> STATED TASK: Each entry in the listing below should be restated word for word.

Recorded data
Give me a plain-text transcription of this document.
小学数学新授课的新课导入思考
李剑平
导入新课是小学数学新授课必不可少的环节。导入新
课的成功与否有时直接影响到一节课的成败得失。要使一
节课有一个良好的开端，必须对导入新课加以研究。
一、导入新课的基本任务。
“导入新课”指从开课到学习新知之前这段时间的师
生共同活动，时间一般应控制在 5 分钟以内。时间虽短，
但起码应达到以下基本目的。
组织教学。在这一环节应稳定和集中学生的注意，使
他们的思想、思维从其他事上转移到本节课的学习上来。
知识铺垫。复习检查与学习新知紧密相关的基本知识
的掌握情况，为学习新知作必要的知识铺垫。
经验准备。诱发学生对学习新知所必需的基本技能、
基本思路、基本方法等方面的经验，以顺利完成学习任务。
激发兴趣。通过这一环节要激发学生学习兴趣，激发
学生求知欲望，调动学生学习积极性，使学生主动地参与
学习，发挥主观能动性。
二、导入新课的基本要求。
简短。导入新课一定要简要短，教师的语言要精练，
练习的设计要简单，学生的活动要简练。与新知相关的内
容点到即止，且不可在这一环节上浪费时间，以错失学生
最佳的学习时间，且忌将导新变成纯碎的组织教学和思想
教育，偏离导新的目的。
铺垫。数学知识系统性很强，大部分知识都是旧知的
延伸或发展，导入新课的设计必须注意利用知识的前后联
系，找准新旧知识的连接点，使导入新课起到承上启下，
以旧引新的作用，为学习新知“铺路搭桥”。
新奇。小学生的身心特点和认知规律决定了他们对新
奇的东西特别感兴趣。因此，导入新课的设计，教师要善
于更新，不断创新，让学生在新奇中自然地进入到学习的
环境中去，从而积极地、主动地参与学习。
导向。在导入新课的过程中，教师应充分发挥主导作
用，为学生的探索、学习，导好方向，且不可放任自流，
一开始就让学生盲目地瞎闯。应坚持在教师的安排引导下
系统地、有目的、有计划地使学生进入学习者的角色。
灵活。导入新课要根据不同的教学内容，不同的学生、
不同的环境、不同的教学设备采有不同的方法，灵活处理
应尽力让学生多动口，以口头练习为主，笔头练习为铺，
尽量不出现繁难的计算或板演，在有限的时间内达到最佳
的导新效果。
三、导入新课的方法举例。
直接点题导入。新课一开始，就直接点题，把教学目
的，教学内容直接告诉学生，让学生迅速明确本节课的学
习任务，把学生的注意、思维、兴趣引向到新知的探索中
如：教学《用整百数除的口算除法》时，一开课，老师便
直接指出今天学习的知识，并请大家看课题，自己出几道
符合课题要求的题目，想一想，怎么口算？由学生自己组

> CORRECT ANSWER:
Give me a plain-text transcription of this document.
小学数学新授课的新课导入思考
李剑平
导入新课是小学数学新授课必不可少的环节。导入新
课的成功与否有时直接影响到一节课的成败得失。要使一
节课有一个良好的开端，必须对导入新课加以研究。
一、导入新课的基本任务。
“导入新课”指从开课到学习新知之前这段时间的师
生共同活动，时间一般应控制在 5 分钟以内。时间虽短，
但起码应达到以下基本目的。
组织教学。在这一环节应稳定和集中学生的注意，使
他们的思想、思维从其他事上转移到本节课的学习上来。
知识铺垫。复习检查与学习新知紧密相关的基本知识
的掌握情况，为学习新知作必要的知识铺垫。
经验准备。诱发学生对学习新知所必需的基本技能、
基本思路、基本方法等方面的经验，以顺利完成学习任务。
激发兴趣。通过这一环节要激发学生学习兴趣，激发
学生求知欲望，调动学生学习积极性，使学生主动地参与
学习，发挥主观能动性。
二、导入新课的基本要求。
简短。导入新课一定要简要短，教师的语言要精练，
练习的设计要简单，学生的活动要简练。与新知相关的内
容点到即止，且不可在这一环节上浪费时间，以错失学生
最佳的学习时间，且忌将导新变成纯碎的组织教学和思想
教育，偏离导新的目的。
铺垫。数学知识系统性很强，大部分知识都是旧知的
延伸或发展，导入新课的设计必须注意利用知识的前后联
系，找准新旧知识的连接点，使导入新课起到承上启下，
以旧引新的作用，为学习新知“铺路搭桥”。
新奇。小学生的身心特点和认知规律决定了他们对新
奇的东西特别感兴趣。因此，导入新课的设计，教师要善
于更新，不断创新，让学生在新奇中自然地进入到学习的
环境中去，从而积极地、主动地参与学习。
导向。在导入新课的过程中，教师应充分发挥主导作
用，为学生的探索、学习，导好方向，且不可放任自流，
一开始就让学生盲目地瞎闯。应坚持在教师的安排引导下
系统地、有目的、有计划地使学生进入学习者的角色。
灵活。导入新课要根据不同的教学内容，不同的学生、
不同的环境、不同的教学设备采有不同的方法，灵活处理
应尽力让学生多动口，以口头练习为主，笔头练习为铺，
尽量不出现繁难的计算或板演，在有限的时间内达到最佳
的导新效果。
三、导入新课的方法举例。
直接点题导入。新课一开始，就直接点题，把教学目
的，教学内容直接告诉学生，让学生迅速明确本节课的学
习任务，把学生的注意、思维、兴趣引向到新知的探索中
如：教学《用整百数除的口算除法》时，一开课，老师便
直接指出今天学习的知识，并请大家看课题，自己出几道
符合课题要求的题目，想一想，怎么口算？由学生自己组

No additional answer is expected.